* Given exercise *
Pick out every line holding the string "controla" and copy it.

Stored records
+ + +

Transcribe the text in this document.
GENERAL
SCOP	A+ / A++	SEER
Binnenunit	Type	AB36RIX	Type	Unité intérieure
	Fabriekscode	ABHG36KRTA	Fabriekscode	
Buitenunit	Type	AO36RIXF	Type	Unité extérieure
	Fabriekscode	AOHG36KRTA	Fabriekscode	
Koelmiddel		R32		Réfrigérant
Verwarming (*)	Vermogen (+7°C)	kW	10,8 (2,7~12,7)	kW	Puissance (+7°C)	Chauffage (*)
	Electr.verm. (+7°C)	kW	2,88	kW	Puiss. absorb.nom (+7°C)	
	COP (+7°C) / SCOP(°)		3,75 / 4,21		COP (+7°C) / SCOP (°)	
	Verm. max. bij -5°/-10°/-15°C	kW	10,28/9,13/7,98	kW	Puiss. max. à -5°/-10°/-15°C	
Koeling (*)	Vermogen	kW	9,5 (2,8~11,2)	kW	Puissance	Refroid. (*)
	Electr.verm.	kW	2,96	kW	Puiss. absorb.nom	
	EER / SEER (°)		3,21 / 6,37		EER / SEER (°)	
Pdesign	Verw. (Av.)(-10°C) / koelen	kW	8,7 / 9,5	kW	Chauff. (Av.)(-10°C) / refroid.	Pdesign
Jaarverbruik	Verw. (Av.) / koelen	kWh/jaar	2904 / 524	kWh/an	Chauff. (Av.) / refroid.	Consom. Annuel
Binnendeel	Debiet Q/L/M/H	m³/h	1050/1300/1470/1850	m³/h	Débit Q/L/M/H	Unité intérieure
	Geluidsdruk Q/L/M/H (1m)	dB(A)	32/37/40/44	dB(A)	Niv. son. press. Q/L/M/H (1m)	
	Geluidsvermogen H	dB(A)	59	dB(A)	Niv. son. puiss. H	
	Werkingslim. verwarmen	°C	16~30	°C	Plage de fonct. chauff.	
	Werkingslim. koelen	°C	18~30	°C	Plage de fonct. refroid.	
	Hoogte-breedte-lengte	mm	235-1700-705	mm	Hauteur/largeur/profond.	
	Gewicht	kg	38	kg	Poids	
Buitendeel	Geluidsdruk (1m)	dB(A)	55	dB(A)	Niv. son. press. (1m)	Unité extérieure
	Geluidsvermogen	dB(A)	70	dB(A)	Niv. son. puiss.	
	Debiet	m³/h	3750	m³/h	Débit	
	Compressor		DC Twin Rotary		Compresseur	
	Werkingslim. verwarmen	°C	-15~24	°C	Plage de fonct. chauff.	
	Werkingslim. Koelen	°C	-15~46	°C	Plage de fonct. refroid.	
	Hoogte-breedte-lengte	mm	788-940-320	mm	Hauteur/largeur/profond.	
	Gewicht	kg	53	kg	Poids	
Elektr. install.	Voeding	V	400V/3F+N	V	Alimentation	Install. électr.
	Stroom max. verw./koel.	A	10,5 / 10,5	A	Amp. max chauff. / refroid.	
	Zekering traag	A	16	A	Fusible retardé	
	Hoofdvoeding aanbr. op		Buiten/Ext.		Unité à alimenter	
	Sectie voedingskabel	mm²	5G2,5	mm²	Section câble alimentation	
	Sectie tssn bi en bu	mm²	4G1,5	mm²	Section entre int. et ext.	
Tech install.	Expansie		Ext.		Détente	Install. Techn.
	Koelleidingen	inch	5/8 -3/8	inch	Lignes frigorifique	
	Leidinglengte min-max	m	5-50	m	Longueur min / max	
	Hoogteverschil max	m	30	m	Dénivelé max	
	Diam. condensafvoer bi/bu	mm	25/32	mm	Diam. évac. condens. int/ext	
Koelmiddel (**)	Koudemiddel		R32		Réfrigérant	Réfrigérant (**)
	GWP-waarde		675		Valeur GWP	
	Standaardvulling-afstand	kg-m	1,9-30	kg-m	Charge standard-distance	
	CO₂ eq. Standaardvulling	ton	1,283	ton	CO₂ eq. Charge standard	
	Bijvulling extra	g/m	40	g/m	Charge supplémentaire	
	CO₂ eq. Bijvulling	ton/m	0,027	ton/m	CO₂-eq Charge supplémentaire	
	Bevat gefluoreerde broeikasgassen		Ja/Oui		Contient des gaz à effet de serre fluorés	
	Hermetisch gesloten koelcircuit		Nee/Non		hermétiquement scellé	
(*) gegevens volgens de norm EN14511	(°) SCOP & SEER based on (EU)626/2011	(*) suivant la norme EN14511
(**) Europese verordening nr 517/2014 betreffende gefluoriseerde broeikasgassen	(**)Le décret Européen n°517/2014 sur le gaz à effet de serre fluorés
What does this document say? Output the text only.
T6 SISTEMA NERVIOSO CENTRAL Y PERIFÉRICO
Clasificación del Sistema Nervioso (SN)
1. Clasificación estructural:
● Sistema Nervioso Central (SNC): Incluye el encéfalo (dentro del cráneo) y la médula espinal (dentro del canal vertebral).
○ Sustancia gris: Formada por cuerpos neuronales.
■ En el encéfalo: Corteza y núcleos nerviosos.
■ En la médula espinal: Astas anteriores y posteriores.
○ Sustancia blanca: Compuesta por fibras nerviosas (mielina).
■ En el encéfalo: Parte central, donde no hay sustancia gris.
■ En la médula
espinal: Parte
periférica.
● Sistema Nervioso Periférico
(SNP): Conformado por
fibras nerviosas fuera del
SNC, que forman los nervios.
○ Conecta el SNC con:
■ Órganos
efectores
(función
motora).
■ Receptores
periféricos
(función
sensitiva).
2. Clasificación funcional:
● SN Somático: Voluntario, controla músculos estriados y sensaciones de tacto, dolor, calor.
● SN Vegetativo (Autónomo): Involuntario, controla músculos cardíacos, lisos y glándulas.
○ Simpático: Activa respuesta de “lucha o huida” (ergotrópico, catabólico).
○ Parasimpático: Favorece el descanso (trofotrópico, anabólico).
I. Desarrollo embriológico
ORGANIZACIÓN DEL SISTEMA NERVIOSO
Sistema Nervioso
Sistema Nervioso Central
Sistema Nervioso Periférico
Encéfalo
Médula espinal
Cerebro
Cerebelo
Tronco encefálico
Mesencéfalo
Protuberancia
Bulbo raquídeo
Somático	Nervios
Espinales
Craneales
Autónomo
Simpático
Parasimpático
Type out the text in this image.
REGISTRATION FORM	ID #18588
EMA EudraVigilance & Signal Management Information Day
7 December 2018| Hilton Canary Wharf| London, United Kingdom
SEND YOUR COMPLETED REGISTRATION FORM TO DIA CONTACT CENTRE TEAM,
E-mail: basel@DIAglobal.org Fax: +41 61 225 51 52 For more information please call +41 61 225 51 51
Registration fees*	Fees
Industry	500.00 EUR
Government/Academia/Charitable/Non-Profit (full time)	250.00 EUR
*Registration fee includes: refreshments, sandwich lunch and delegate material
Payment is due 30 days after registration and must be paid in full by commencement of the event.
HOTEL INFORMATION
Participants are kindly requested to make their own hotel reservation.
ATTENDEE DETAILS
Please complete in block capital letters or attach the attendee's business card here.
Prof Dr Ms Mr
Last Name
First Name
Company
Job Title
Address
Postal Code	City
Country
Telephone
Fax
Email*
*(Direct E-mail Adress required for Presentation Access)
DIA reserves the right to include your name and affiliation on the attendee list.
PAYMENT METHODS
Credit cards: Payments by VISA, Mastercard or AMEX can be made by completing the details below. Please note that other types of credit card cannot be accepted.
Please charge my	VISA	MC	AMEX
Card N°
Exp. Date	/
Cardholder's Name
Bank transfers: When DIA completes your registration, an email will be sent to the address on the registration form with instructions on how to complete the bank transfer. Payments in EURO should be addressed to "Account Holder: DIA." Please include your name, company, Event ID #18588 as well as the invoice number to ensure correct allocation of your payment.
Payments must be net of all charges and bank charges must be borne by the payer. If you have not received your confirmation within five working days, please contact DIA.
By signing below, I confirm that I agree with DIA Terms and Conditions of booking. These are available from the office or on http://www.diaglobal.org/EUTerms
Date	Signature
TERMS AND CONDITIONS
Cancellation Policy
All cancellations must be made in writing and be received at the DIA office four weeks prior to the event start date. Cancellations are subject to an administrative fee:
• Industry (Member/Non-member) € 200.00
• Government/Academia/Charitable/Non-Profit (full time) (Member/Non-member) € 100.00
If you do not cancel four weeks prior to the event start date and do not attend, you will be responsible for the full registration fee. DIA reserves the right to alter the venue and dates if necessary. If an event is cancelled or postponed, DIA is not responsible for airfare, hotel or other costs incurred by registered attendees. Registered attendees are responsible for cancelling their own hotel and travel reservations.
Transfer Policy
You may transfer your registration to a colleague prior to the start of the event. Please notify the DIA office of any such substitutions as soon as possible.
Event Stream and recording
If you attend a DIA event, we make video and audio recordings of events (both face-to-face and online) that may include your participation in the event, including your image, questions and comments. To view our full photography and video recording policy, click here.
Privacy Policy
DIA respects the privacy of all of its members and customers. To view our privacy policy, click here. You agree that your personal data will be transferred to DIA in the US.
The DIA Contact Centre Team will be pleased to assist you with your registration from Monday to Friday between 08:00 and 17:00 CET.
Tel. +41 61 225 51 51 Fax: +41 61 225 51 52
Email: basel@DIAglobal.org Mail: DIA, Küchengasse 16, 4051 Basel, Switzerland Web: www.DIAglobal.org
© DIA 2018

+ + +

* Solution *
● SN Somático: Voluntario, controla músculos estriados y sensaciones de tacto, dolor, calor.
● SN Vegetativo (Autónomo): Involuntario, controla músculos cardíacos, lisos y glándulas.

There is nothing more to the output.